# Start of Material for the task

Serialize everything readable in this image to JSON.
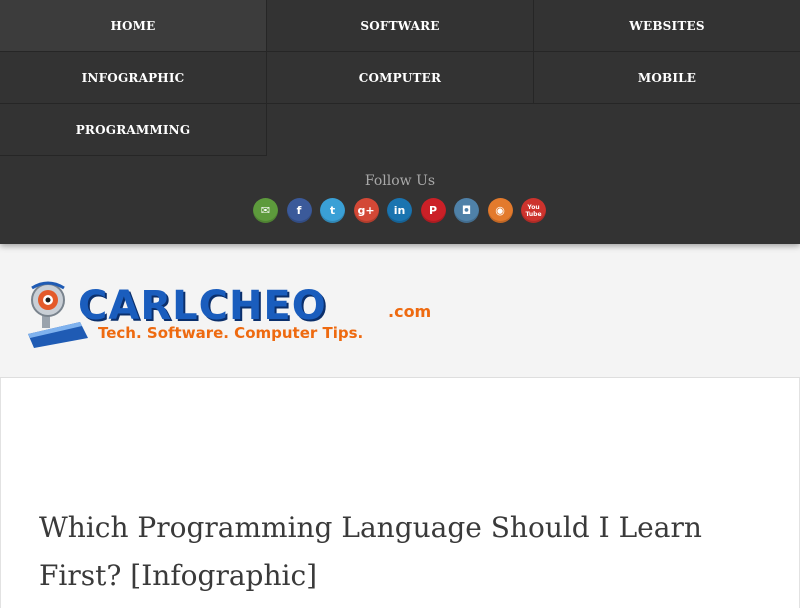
{
  "nav": {
    "items": [
      {
        "label": "HOME"
      },
      {
        "label": "SOFTWARE"
      },
      {
        "label": "WEBSITES"
      },
      {
        "label": "INFOGRAPHIC"
      },
      {
        "label": "COMPUTER"
      },
      {
        "label": "MOBILE"
      },
      {
        "label": "PROGRAMMING"
      }
    ]
  },
  "follow": {
    "label": "Follow Us",
    "icons": [
      {
        "name": "email-icon",
        "glyph": "✉",
        "color": "#5d9a3c"
      },
      {
        "name": "facebook-icon",
        "glyph": "f",
        "color": "#3b5a9a"
      },
      {
        "name": "twitter-icon",
        "glyph": "t",
        "color": "#3aa0d6"
      },
      {
        "name": "google-plus-icon",
        "glyph": "g+",
        "color": "#d34836"
      },
      {
        "name": "linkedin-icon",
        "glyph": "in",
        "color": "#1a74b0"
      },
      {
        "name": "pinterest-icon",
        "glyph": "P",
        "color": "#cb2027"
      },
      {
        "name": "instagram-icon",
        "glyph": "◘",
        "color": "#4f81a8"
      },
      {
        "name": "rss-icon",
        "glyph": "◉",
        "color": "#e37a2c"
      },
      {
        "name": "youtube-icon",
        "glyph": "You Tube",
        "color": "#cd332d"
      }
    ]
  },
  "header": {
    "logo": {
      "name": "CARLCHEO",
      "dotcom": ".com",
      "tagline": "Tech. Software. Computer Tips."
    }
  },
  "post": {
    "title": "Which Programming Language Should I Learn First? [Infographic]"
  },
  "colors": {
    "topbar": "#333333",
    "logo_blue": "#1a5dbd",
    "logo_orange": "#ee6a10"
  }
}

# End of Material for the task

_What you have to do_
Find and copy each line above that includes the string "label".

_Response below_
        "label": "HOME"
        "label": "SOFTWARE"
        "label": "WEBSITES"
        "label": "INFOGRAPHIC"
        "label": "COMPUTER"
        "label": "MOBILE"
        "label": "PROGRAMMING"
    "label": "Follow Us",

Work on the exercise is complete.